### DIRECTIONS
Copy the lines holding the word "labels", all of them.

>>>>

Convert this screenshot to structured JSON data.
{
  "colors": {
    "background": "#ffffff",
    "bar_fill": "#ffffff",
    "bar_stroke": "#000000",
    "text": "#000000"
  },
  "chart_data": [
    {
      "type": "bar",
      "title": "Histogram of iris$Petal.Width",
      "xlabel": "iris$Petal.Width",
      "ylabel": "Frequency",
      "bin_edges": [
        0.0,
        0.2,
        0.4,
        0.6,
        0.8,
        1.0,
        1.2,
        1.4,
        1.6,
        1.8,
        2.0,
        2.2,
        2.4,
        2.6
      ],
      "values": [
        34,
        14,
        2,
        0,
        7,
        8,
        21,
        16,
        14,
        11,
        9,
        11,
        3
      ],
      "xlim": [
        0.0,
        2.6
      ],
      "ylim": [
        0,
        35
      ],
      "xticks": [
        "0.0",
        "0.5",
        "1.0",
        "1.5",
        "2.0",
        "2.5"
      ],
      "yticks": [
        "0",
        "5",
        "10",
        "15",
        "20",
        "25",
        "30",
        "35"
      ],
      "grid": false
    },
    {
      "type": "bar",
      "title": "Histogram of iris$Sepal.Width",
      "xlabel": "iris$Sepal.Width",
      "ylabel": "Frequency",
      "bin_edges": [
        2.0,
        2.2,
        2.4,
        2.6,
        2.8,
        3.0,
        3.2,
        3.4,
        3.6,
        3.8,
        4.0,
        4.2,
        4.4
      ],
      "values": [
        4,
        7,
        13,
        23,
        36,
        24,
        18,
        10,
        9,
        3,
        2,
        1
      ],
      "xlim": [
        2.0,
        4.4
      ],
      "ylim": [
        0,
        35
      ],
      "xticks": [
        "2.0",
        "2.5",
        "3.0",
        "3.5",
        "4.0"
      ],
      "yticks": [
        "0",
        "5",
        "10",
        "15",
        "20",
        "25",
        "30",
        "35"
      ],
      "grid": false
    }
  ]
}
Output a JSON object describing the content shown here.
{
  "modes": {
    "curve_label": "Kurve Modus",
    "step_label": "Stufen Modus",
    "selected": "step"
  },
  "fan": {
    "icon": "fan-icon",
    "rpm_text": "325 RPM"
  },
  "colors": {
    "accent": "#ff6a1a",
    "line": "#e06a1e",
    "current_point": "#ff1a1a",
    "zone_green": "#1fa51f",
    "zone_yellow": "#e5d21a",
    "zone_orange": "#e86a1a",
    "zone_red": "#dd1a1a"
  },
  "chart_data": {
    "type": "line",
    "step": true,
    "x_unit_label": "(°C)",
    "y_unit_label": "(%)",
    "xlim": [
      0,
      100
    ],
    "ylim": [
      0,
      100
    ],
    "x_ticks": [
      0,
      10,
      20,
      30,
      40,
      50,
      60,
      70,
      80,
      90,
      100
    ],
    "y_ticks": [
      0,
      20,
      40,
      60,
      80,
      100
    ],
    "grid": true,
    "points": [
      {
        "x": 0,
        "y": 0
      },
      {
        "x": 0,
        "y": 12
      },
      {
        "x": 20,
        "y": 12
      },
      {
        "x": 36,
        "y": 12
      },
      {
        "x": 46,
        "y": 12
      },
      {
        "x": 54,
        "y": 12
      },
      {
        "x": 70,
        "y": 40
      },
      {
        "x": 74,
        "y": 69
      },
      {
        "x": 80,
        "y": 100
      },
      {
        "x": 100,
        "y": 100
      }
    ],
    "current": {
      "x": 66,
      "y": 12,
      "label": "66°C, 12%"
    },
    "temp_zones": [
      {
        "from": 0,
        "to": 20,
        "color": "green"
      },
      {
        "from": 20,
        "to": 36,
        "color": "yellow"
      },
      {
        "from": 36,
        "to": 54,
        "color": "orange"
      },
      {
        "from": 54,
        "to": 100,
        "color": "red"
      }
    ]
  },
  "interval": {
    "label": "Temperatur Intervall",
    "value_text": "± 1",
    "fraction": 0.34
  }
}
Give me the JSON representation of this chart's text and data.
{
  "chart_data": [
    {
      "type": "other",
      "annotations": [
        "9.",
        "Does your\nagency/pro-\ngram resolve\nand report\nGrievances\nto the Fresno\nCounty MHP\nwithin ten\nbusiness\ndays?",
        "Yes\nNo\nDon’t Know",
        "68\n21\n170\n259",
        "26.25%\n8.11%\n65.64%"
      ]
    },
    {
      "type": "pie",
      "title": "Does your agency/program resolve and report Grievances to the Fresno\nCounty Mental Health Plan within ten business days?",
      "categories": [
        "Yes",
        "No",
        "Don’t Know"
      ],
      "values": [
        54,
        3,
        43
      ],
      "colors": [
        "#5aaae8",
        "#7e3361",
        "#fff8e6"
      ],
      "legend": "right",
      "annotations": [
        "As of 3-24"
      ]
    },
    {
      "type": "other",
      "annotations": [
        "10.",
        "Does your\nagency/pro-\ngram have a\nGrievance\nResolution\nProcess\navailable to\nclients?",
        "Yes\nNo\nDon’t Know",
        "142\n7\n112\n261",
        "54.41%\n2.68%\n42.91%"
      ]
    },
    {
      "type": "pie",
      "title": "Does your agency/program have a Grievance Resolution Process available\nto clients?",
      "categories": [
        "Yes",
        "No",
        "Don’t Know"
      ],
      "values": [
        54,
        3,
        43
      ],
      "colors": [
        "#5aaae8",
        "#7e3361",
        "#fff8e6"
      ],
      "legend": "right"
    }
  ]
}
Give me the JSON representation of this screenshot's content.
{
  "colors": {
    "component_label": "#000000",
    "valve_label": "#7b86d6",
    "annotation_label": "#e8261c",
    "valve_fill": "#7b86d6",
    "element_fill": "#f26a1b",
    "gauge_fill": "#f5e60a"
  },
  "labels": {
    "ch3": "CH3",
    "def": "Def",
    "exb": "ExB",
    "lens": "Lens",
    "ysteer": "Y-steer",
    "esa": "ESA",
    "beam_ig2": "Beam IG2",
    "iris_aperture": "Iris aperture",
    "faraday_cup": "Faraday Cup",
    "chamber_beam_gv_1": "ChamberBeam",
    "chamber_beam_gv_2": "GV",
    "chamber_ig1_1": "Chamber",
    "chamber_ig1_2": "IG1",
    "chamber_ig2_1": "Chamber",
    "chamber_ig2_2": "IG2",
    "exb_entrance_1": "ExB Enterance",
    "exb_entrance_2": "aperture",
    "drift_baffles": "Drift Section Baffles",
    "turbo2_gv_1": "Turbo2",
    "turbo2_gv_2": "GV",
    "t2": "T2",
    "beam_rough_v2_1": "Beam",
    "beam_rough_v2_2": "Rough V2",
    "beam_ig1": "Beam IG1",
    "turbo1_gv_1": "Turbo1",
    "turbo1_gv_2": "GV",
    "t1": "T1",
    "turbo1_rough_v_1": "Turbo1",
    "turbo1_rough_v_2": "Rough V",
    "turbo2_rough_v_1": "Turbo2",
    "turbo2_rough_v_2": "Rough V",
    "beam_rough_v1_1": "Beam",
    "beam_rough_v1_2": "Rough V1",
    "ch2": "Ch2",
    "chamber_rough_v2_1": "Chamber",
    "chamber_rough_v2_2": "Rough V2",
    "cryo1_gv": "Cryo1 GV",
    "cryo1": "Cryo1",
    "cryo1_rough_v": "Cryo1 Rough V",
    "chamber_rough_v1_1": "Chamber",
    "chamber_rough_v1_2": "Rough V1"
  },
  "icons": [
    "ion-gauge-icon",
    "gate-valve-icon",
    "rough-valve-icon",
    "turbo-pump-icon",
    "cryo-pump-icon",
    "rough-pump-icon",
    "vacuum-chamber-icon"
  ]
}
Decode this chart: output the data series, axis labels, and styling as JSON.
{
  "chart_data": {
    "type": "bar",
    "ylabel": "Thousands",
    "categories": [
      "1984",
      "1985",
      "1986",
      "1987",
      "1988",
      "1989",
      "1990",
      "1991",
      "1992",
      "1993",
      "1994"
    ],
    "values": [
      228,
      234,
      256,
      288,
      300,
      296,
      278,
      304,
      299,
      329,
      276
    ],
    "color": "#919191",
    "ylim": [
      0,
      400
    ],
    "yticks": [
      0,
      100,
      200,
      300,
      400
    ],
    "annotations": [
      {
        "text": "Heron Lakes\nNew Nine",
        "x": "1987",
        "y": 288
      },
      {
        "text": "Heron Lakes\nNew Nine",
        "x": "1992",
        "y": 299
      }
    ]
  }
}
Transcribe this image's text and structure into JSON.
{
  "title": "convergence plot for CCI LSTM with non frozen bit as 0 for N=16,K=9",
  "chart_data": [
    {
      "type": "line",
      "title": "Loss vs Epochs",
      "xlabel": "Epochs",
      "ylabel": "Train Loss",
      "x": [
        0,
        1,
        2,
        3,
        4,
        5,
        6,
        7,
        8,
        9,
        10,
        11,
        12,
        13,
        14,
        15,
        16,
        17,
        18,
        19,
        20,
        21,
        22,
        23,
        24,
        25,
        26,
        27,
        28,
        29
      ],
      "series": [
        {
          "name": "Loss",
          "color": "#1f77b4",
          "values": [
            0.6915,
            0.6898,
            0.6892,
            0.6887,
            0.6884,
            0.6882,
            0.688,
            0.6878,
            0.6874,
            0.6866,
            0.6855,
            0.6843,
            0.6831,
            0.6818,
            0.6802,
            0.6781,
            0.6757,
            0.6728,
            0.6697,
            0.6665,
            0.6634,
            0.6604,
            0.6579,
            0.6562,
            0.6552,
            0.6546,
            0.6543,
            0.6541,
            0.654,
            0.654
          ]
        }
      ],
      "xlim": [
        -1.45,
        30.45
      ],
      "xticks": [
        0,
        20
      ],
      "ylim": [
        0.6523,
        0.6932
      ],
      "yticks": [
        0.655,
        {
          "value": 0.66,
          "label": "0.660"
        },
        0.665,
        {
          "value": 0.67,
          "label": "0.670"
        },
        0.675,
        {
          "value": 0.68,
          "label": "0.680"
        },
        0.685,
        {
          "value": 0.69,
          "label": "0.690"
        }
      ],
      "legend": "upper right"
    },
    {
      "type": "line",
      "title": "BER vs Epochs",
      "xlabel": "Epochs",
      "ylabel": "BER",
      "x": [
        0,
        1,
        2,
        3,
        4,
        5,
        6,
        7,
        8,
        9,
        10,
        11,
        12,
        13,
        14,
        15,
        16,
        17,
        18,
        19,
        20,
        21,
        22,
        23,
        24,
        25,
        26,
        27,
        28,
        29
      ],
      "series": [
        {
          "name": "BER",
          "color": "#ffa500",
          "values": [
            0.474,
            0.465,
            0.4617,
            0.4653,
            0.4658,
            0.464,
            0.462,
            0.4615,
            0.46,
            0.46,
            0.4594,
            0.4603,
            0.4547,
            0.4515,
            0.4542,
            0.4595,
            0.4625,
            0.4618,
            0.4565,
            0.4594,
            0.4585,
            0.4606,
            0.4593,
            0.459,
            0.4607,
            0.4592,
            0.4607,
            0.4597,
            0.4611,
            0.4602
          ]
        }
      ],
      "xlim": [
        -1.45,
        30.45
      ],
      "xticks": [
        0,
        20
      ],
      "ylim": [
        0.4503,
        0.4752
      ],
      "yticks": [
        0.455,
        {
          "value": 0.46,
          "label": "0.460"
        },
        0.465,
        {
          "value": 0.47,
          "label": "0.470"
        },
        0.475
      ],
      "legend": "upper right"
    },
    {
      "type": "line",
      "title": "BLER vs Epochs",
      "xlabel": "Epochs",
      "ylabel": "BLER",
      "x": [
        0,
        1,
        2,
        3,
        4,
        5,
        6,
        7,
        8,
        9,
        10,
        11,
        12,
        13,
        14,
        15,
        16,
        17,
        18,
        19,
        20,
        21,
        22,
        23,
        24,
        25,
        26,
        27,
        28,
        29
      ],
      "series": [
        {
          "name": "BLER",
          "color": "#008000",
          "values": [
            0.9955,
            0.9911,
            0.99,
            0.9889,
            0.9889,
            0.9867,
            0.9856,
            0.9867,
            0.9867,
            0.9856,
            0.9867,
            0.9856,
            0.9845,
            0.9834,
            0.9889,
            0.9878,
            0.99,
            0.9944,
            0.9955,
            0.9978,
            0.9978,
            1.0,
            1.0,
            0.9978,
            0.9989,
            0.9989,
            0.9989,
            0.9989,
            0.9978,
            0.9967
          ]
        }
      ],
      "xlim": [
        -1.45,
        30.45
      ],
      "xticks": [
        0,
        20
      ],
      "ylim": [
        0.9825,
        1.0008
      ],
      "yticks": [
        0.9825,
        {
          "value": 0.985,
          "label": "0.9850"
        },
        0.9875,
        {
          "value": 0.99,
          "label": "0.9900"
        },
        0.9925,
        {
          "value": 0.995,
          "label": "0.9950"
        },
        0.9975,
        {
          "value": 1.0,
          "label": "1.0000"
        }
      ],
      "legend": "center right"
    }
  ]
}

<<<<

### WRITTEN SOLUTION
  "labels": {
Decode this chart: output the data series, axis labels, and styling as JSON.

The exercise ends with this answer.